● **STATED EXERCISE**: Copy each line below in which the word "Description" occurs.

══════════

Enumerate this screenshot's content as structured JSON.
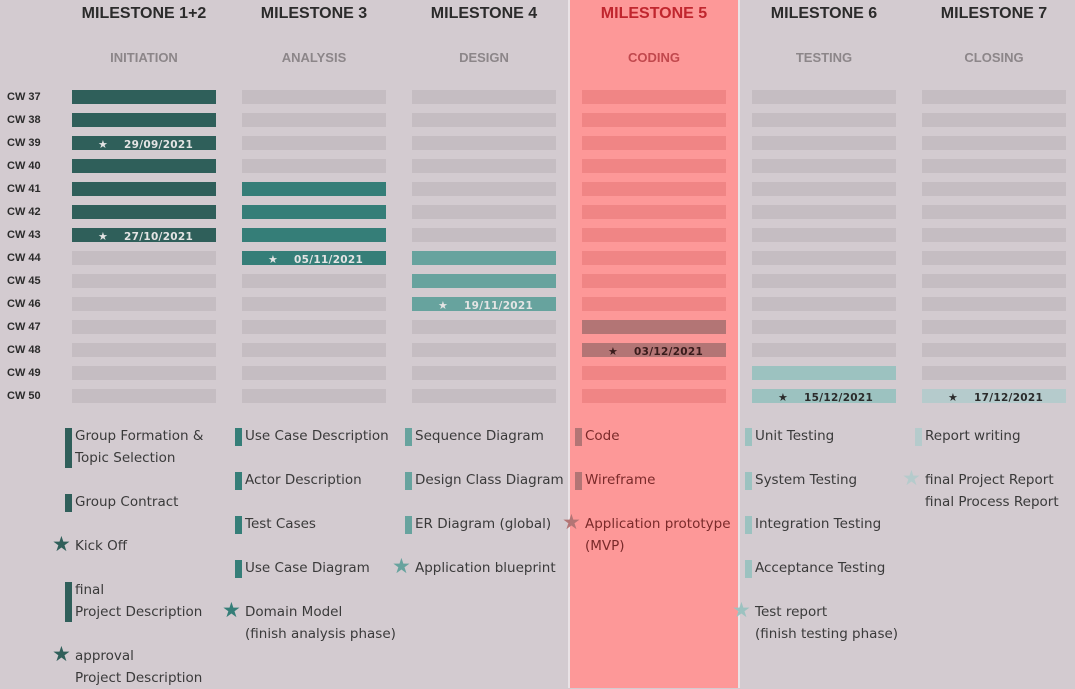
{
  "weeks": [
    "CW 37",
    "CW 38",
    "CW 39",
    "CW 40",
    "CW 41",
    "CW 42",
    "CW 43",
    "CW 44",
    "CW 45",
    "CW 46",
    "CW 47",
    "CW 48",
    "CW 49",
    "CW 50"
  ],
  "highlight_column": 3,
  "milestones": [
    {
      "title": "MILESTONE 1+2",
      "phase": "INITIATION",
      "color": "#2f5f5a",
      "label_color": "#e4e4e4",
      "start_week": "CW 37",
      "end_week": "CW 43",
      "markers": [
        {
          "week": "CW 39",
          "date": "29/09/2021"
        },
        {
          "week": "CW 43",
          "date": "27/10/2021"
        }
      ],
      "deliverables": [
        {
          "lines": [
            "Group Formation &",
            "Topic Selection"
          ],
          "star": false
        },
        {
          "lines": [
            "Group Contract"
          ],
          "star": false
        },
        {
          "lines": [
            "Kick Off"
          ],
          "star": true
        },
        {
          "lines": [
            "final",
            "Project Description"
          ],
          "star": false
        },
        {
          "lines": [
            "approval",
            "Project Description"
          ],
          "star": true
        }
      ]
    },
    {
      "title": "MILESTONE 3",
      "phase": "ANALYSIS",
      "color": "#357e78",
      "label_color": "#e4e4e4",
      "start_week": "CW 41",
      "end_week": "CW 44",
      "markers": [
        {
          "week": "CW 44",
          "date": "05/11/2021"
        }
      ],
      "deliverables": [
        {
          "lines": [
            "Use Case Description"
          ],
          "star": false
        },
        {
          "lines": [
            "Actor Description"
          ],
          "star": false
        },
        {
          "lines": [
            "Test Cases"
          ],
          "star": false
        },
        {
          "lines": [
            "Use Case Diagram"
          ],
          "star": false
        },
        {
          "lines": [
            "Domain Model",
            "(finish analysis phase)"
          ],
          "star": true
        }
      ]
    },
    {
      "title": "MILESTONE 4",
      "phase": "DESIGN",
      "color": "#67a39e",
      "label_color": "#e4e4e4",
      "start_week": "CW 44",
      "end_week": "CW 46",
      "markers": [
        {
          "week": "CW 46",
          "date": "19/11/2021"
        }
      ],
      "deliverables": [
        {
          "lines": [
            "Sequence Diagram"
          ],
          "star": false
        },
        {
          "lines": [
            "Design Class Diagram"
          ],
          "star": false
        },
        {
          "lines": [
            "ER Diagram (global)"
          ],
          "star": false
        },
        {
          "lines": [
            "Application blueprint"
          ],
          "star": true
        }
      ]
    },
    {
      "title": "MILESTONE 5",
      "phase": "CODING",
      "color": "#b37575",
      "label_color": "#3a1c1c",
      "start_week": "CW 47",
      "end_week": "CW 48",
      "markers": [
        {
          "week": "CW 48",
          "date": "03/12/2021"
        }
      ],
      "deliverables": [
        {
          "lines": [
            "Code"
          ],
          "star": false
        },
        {
          "lines": [
            "Wireframe"
          ],
          "star": false
        },
        {
          "lines": [
            "Application prototype",
            "(MVP)"
          ],
          "star": true
        }
      ]
    },
    {
      "title": "MILESTONE 6",
      "phase": "TESTING",
      "color": "#9cc2c0",
      "label_color": "#2b2b2b",
      "start_week": "CW 49",
      "end_week": "CW 50",
      "markers": [
        {
          "week": "CW 50",
          "date": "15/12/2021"
        }
      ],
      "deliverables": [
        {
          "lines": [
            "Unit Testing"
          ],
          "star": false
        },
        {
          "lines": [
            "System Testing"
          ],
          "star": false
        },
        {
          "lines": [
            "Integration Testing"
          ],
          "star": false
        },
        {
          "lines": [
            "Acceptance Testing"
          ],
          "star": false
        },
        {
          "lines": [
            "Test report",
            "(finish testing phase)"
          ],
          "star": true
        }
      ]
    },
    {
      "title": "MILESTONE 7",
      "phase": "CLOSING",
      "color": "#b5cbcc",
      "label_color": "#2b2b2b",
      "start_week": "CW 50",
      "end_week": "CW 50",
      "markers": [
        {
          "week": "CW 50",
          "date": "17/12/2021"
        }
      ],
      "deliverables": [
        {
          "lines": [
            "Report writing"
          ],
          "star": false
        },
        {
          "lines": [
            "final Project Report",
            "final Process Report"
          ],
          "star": true
        }
      ]
    }
  ],
  "chart_data": {
    "type": "bar",
    "categories": [
      "CW 37",
      "CW 38",
      "CW 39",
      "CW 40",
      "CW 41",
      "CW 42",
      "CW 43",
      "CW 44",
      "CW 45",
      "CW 46",
      "CW 47",
      "CW 48",
      "CW 49",
      "CW 50"
    ],
    "series": [
      {
        "name": "MILESTONE 1+2",
        "start": "CW 37",
        "end": "CW 43"
      },
      {
        "name": "MILESTONE 3",
        "start": "CW 41",
        "end": "CW 44"
      },
      {
        "name": "MILESTONE 4",
        "start": "CW 44",
        "end": "CW 46"
      },
      {
        "name": "MILESTONE 5",
        "start": "CW 47",
        "end": "CW 48"
      },
      {
        "name": "MILESTONE 6",
        "start": "CW 49",
        "end": "CW 50"
      },
      {
        "name": "MILESTONE 7",
        "start": "CW 50",
        "end": "CW 50"
      }
    ],
    "legend": "none",
    "grid": false
  },
  "colors": {
    "background": "#d3cbd0",
    "empty_cell": "#c5bdc2",
    "highlight_bg": "#fd9898",
    "highlight_cell": "#f08585",
    "highlight_title": "#c0262e",
    "highlight_phase": "#c1484d",
    "divider": "#e9e3e6"
  }
}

══════════

● **COMPLETED EXERCISE**:
            "Project Description"
            "Project Description"
            "Use Case Description"
            "Actor Description"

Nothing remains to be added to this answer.